Take down each entry exactly as written.

-- start of Material supplied --

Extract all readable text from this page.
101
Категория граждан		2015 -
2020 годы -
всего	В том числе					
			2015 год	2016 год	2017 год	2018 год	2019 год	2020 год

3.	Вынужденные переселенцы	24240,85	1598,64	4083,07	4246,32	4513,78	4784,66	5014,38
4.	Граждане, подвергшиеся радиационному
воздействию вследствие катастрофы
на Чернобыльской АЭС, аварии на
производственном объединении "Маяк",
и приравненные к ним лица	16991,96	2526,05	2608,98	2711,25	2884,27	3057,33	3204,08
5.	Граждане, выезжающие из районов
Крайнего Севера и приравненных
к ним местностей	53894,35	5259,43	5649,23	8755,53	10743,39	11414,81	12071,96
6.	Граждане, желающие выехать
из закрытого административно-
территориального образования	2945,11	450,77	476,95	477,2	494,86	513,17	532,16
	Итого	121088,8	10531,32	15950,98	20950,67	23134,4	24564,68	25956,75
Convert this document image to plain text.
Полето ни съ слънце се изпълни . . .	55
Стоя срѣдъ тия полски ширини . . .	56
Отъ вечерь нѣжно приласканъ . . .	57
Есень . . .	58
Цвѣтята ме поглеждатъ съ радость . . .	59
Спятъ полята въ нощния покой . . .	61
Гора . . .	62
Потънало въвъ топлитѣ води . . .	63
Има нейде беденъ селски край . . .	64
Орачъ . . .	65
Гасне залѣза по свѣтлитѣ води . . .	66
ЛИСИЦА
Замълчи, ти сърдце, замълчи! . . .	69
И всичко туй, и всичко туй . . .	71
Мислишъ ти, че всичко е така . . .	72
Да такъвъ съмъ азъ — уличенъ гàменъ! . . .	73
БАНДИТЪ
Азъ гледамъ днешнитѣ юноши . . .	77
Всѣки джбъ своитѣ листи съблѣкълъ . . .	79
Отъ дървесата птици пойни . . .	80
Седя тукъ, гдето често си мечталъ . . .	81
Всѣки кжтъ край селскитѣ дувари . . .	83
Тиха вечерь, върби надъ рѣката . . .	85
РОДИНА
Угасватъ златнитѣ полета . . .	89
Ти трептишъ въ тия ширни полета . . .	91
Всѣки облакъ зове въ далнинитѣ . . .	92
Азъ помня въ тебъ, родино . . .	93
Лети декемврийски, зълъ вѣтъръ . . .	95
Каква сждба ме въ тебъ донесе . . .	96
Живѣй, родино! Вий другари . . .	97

-- end of Material supplied --

### Answer for the task
Extract all readable text from this page.
101
Категория граждан		2015 -
2020 годы -
всего	В том числе					
			2015 год	2016 год	2017 год	2018 год	2019 год	2020 год

3.	Вынужденные переселенцы	24240,85	1598,64	4083,07	4246,32	4513,78	4784,66	5014,38
4.	Граждане, подвергшиеся радиационному
воздействию вследствие катастрофы
на Чернобыльской АЭС, аварии на
производственном объединении "Маяк",
и приравненные к ним лица	16991,96	2526,05	2608,98	2711,25	2884,27	3057,33	3204,08
5.	Граждане, выезжающие из районов
Крайнего Севера и приравненных
к ним местностей	53894,35	5259,43	5649,23	8755,53	10743,39	11414,81	12071,96
6.	Граждане, желающие выехать
из закрытого административно-
территориального образования	2945,11	450,77	476,95	477,2	494,86	513,17	532,16
	Итого	121088,8	10531,32	15950,98	20950,67	23134,4	24564,68	25956,75
Convert this document image to plain text.
Полето ни съ слънце се изпълни . . .	55
Стоя срѣдъ тия полски ширини . . .	56
Отъ вечерь нѣжно приласканъ . . .	57
Есень . . .	58
Цвѣтята ме поглеждатъ съ радость . . .	59
Спятъ полята въ нощния покой . . .	61
Гора . . .	62
Потънало въвъ топлитѣ води . . .	63
Има нейде беденъ селски край . . .	64
Орачъ . . .	65
Гасне залѣза по свѣтлитѣ води . . .	66
ЛИСИЦА
Замълчи, ти сърдце, замълчи! . . .	69
И всичко туй, и всичко туй . . .	71
Мислишъ ти, че всичко е така . . .	72
Да такъвъ съмъ азъ — уличенъ гàменъ! . . .	73
БАНДИТЪ
Азъ гледамъ днешнитѣ юноши . . .	77
Всѣки джбъ своитѣ листи съблѣкълъ . . .	79
Отъ дървесата птици пойни . . .	80
Седя тукъ, гдето често си мечталъ . . .	81
Всѣки кжтъ край селскитѣ дувари . . .	83
Тиха вечерь, върби надъ рѣката . . .	85
РОДИНА
Угасватъ златнитѣ полета . . .	89
Ти трептишъ въ тия ширни полета . . .	91
Всѣки облакъ зове въ далнинитѣ . . .	92
Азъ помня въ тебъ, родино . . .	93
Лети декемврийски, зълъ вѣтъръ . . .	95
Каква сждба ме въ тебъ донесе . . .	96
Живѣй, родино! Вий другари . . .	97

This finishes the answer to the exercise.